> Dataset entries
+++

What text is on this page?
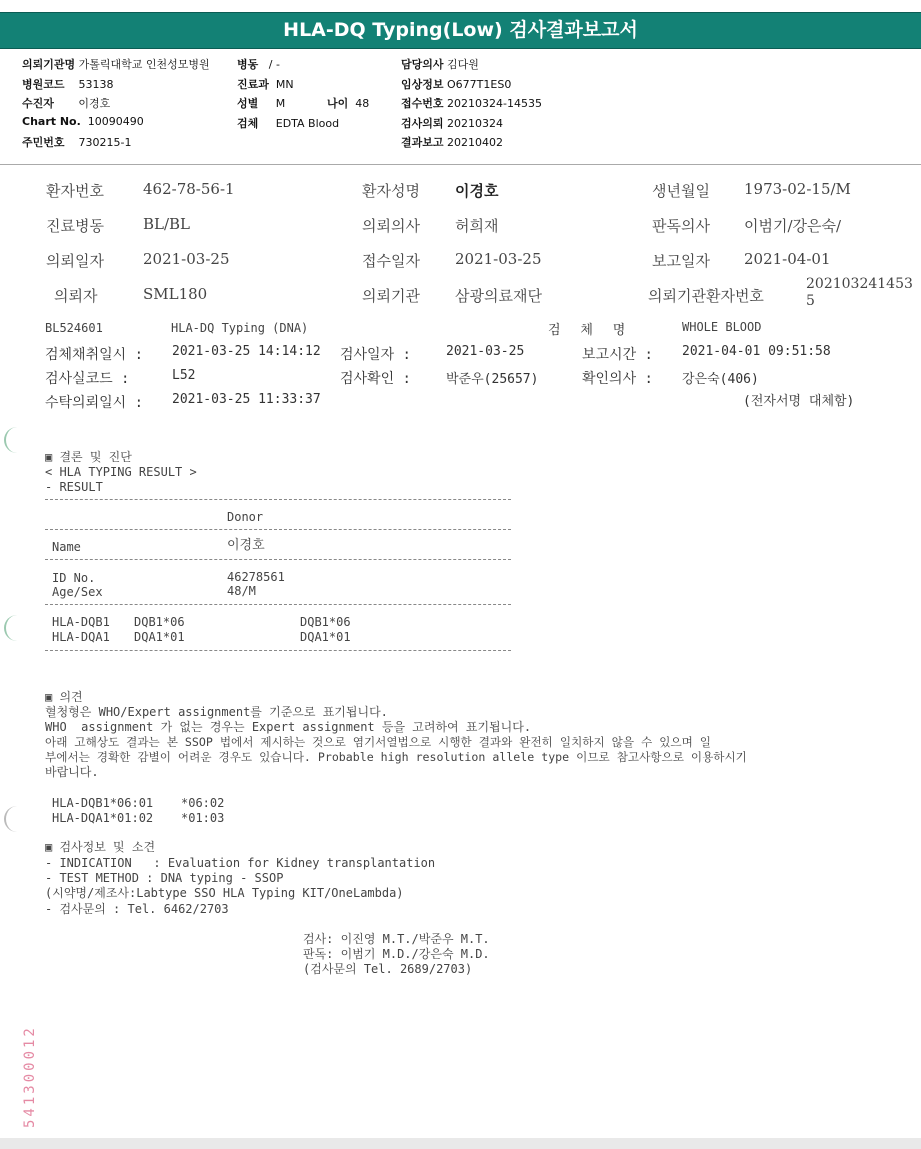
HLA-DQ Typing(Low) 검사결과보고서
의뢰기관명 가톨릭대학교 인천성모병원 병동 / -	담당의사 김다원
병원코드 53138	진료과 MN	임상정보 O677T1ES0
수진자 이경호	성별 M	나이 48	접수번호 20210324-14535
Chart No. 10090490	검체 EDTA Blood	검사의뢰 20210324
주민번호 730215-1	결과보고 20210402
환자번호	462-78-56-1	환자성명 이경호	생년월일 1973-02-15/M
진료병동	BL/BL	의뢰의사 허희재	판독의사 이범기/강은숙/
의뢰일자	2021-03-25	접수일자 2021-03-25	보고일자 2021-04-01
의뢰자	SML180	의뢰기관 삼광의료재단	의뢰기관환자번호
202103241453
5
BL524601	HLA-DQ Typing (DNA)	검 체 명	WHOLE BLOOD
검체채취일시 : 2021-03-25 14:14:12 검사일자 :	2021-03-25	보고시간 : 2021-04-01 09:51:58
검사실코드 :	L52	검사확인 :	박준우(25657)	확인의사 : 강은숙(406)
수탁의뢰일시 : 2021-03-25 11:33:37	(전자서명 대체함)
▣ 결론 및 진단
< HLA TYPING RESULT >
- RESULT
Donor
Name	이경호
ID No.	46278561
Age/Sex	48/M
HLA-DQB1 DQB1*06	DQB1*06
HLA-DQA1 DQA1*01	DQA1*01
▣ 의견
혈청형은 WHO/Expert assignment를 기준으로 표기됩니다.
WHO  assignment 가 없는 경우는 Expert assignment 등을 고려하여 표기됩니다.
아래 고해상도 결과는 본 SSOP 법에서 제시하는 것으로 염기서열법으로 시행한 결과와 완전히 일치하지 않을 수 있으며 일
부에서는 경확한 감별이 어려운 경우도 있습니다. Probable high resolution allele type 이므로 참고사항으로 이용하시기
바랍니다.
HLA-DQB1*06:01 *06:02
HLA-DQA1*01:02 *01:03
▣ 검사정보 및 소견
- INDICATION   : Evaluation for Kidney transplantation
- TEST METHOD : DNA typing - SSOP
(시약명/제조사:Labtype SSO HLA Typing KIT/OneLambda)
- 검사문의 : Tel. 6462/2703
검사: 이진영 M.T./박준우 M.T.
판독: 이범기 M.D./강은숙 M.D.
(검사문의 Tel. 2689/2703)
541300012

+++

> Task objective
Select and copy every line of the listing with the word "표기됩니다".

> Task output
혈청형은 WHO/Expert assignment를 기준으로 표기됩니다.
WHO  assignment 가 없는 경우는 Expert assignment 등을 고려하여 표기됩니다.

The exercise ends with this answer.